### Your instructions
Return every record below exactly as written, omitting any pictures.

### Listing
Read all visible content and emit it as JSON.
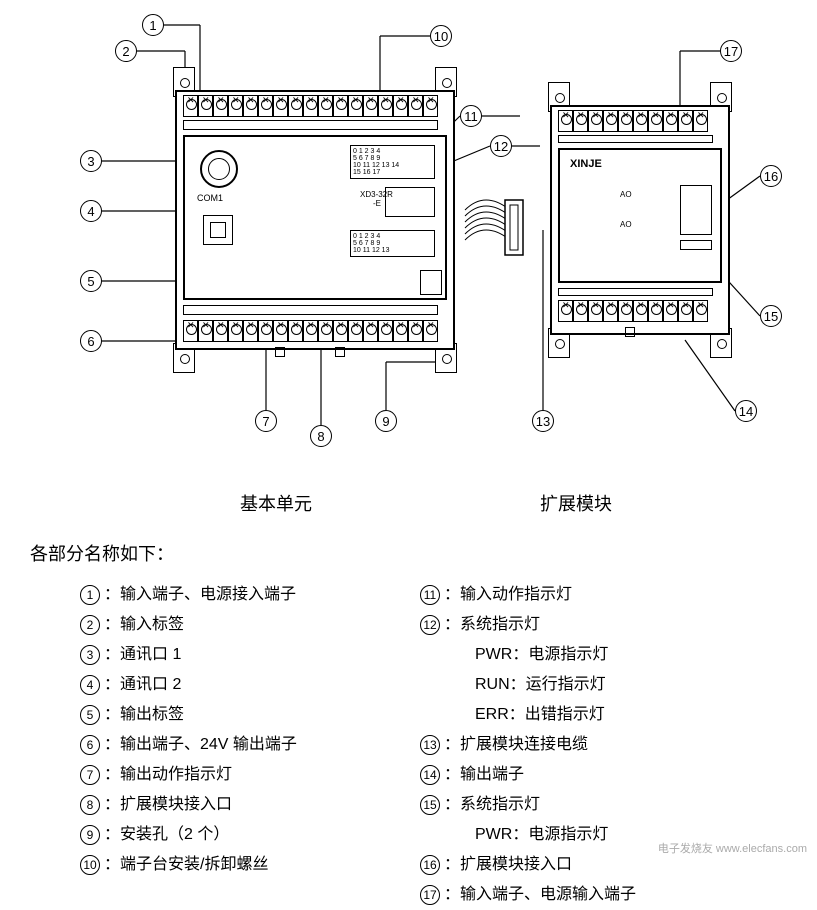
{
  "diagram": {
    "base_unit_label": "基本单元",
    "ext_module_label": "扩展模块",
    "brand_text": "XINJE",
    "model_text_1": "XD3-32R",
    "model_text_2": "-E",
    "com_label": "COM1",
    "input_numbers_row1": "0 1 2 3 4",
    "input_numbers_row2": "5 6 7 8 9",
    "input_numbers_row3": "10 11 12 13 14",
    "input_numbers_row4": "15 16 17",
    "output_numbers_row1": "0 1 2 3 4",
    "output_numbers_row2": "5 6 7 8 9",
    "output_numbers_row3": "10 11 12 13",
    "sys_labels": "PWR RUN ERR",
    "ext_ao": "AO",
    "callouts": {
      "c1": "1",
      "c2": "2",
      "c3": "3",
      "c4": "4",
      "c5": "5",
      "c6": "6",
      "c7": "7",
      "c8": "8",
      "c9": "9",
      "c10": "10",
      "c11": "11",
      "c12": "12",
      "c13": "13",
      "c14": "14",
      "c15": "15",
      "c16": "16",
      "c17": "17"
    }
  },
  "parts_title": "各部分名称如下：",
  "parts_left": [
    {
      "n": "1",
      "t": "输入端子、电源接入端子"
    },
    {
      "n": "2",
      "t": "输入标签"
    },
    {
      "n": "3",
      "t": "通讯口 1"
    },
    {
      "n": "4",
      "t": "通讯口 2"
    },
    {
      "n": "5",
      "t": "输出标签"
    },
    {
      "n": "6",
      "t": "输出端子、24V 输出端子"
    },
    {
      "n": "7",
      "t": "输出动作指示灯"
    },
    {
      "n": "8",
      "t": "扩展模块接入口"
    },
    {
      "n": "9",
      "t": "安装孔（2 个）"
    },
    {
      "n": "10",
      "t": "端子台安装/拆卸螺丝"
    }
  ],
  "parts_right": [
    {
      "n": "11",
      "t": "输入动作指示灯"
    },
    {
      "n": "12",
      "t": "系统指示灯",
      "sub": [
        "PWR：电源指示灯",
        "RUN：运行指示灯",
        "ERR：出错指示灯"
      ]
    },
    {
      "n": "13",
      "t": "扩展模块连接电缆"
    },
    {
      "n": "14",
      "t": "输出端子"
    },
    {
      "n": "15",
      "t": "系统指示灯",
      "sub": [
        "PWR：电源指示灯"
      ]
    },
    {
      "n": "16",
      "t": "扩展模块接入口"
    },
    {
      "n": "17",
      "t": "输入端子、电源输入端子"
    }
  ],
  "watermark": "电子发烧友 www.elecfans.com",
  "colors": {
    "line": "#000000",
    "bg": "#ffffff"
  }
}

### Task response
Read all visible content and emit it as JSON.
{
  "diagram": {
    "base_unit_label": "基本单元",
    "ext_module_label": "扩展模块",
    "brand_text": "XINJE",
    "model_text_1": "XD3-32R",
    "model_text_2": "-E",
    "com_label": "COM1",
    "input_numbers_row1": "0 1 2 3 4",
    "input_numbers_row2": "5 6 7 8 9",
    "input_numbers_row3": "10 11 12 13 14",
    "input_numbers_row4": "15 16 17",
    "output_numbers_row1": "0 1 2 3 4",
    "output_numbers_row2": "5 6 7 8 9",
    "output_numbers_row3": "10 11 12 13",
    "sys_labels": "PWR RUN ERR",
    "ext_ao": "AO",
    "callouts": {
      "c1": "1",
      "c2": "2",
      "c3": "3",
      "c4": "4",
      "c5": "5",
      "c6": "6",
      "c7": "7",
      "c8": "8",
      "c9": "9",
      "c10": "10",
      "c11": "11",
      "c12": "12",
      "c13": "13",
      "c14": "14",
      "c15": "15",
      "c16": "16",
      "c17": "17"
    }
  },
  "parts_title": "各部分名称如下：",
  "parts_left": [
    {
      "n": "1",
      "t": "输入端子、电源接入端子"
    },
    {
      "n": "2",
      "t": "输入标签"
    },
    {
      "n": "3",
      "t": "通讯口 1"
    },
    {
      "n": "4",
      "t": "通讯口 2"
    },
    {
      "n": "5",
      "t": "输出标签"
    },
    {
      "n": "6",
      "t": "输出端子、24V 输出端子"
    },
    {
      "n": "7",
      "t": "输出动作指示灯"
    },
    {
      "n": "8",
      "t": "扩展模块接入口"
    },
    {
      "n": "9",
      "t": "安装孔（2 个）"
    },
    {
      "n": "10",
      "t": "端子台安装/拆卸螺丝"
    }
  ],
  "parts_right": [
    {
      "n": "11",
      "t": "输入动作指示灯"
    },
    {
      "n": "12",
      "t": "系统指示灯",
      "sub": [
        "PWR：电源指示灯",
        "RUN：运行指示灯",
        "ERR：出错指示灯"
      ]
    },
    {
      "n": "13",
      "t": "扩展模块连接电缆"
    },
    {
      "n": "14",
      "t": "输出端子"
    },
    {
      "n": "15",
      "t": "系统指示灯",
      "sub": [
        "PWR：电源指示灯"
      ]
    },
    {
      "n": "16",
      "t": "扩展模块接入口"
    },
    {
      "n": "17",
      "t": "输入端子、电源输入端子"
    }
  ],
  "watermark": "电子发烧友 www.elecfans.com",
  "colors": {
    "line": "#000000",
    "bg": "#ffffff"
  }
}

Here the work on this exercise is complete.